#### Written instruction
Find and return each line containing "title".
- - -
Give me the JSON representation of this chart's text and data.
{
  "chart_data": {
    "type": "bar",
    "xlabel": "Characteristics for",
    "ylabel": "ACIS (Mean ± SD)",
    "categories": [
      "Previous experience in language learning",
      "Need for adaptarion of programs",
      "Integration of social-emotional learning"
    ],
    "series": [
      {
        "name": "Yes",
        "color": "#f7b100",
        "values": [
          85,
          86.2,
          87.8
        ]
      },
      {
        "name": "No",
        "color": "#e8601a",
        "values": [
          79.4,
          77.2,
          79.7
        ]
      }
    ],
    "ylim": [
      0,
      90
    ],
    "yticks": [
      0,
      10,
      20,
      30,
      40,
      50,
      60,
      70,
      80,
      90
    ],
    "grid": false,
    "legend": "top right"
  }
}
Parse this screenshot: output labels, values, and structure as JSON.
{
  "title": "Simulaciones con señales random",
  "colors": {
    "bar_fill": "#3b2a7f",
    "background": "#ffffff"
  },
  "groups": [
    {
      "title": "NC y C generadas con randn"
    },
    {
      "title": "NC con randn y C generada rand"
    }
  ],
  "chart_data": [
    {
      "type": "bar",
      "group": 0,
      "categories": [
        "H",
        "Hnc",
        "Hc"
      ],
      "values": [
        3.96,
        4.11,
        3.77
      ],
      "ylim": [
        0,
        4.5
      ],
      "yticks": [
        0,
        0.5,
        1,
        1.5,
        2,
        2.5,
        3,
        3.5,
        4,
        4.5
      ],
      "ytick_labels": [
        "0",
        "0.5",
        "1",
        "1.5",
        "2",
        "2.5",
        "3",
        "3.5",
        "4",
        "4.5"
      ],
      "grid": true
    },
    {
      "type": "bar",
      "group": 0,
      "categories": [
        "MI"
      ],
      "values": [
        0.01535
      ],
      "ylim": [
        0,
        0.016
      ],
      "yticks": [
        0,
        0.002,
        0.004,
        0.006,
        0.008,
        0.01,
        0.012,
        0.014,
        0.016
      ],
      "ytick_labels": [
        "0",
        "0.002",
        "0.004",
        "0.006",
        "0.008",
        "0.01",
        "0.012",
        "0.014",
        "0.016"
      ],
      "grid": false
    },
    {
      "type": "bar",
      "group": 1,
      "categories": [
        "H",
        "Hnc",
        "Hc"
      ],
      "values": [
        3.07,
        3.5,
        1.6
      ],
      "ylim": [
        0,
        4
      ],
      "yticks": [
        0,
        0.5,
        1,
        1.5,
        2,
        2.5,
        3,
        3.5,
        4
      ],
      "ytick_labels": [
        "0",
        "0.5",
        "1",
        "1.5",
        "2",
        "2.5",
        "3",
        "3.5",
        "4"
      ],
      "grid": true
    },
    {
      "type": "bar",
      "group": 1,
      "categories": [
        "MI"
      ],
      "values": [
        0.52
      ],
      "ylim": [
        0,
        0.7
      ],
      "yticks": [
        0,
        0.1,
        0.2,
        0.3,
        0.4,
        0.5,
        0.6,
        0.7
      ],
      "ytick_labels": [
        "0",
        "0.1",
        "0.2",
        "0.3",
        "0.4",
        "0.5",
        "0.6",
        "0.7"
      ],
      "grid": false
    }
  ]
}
- - -
#### Result of this task
  "title": "Simulaciones con señales random",
      "title": "NC y C generadas con randn"
      "title": "NC con randn y C generada rand"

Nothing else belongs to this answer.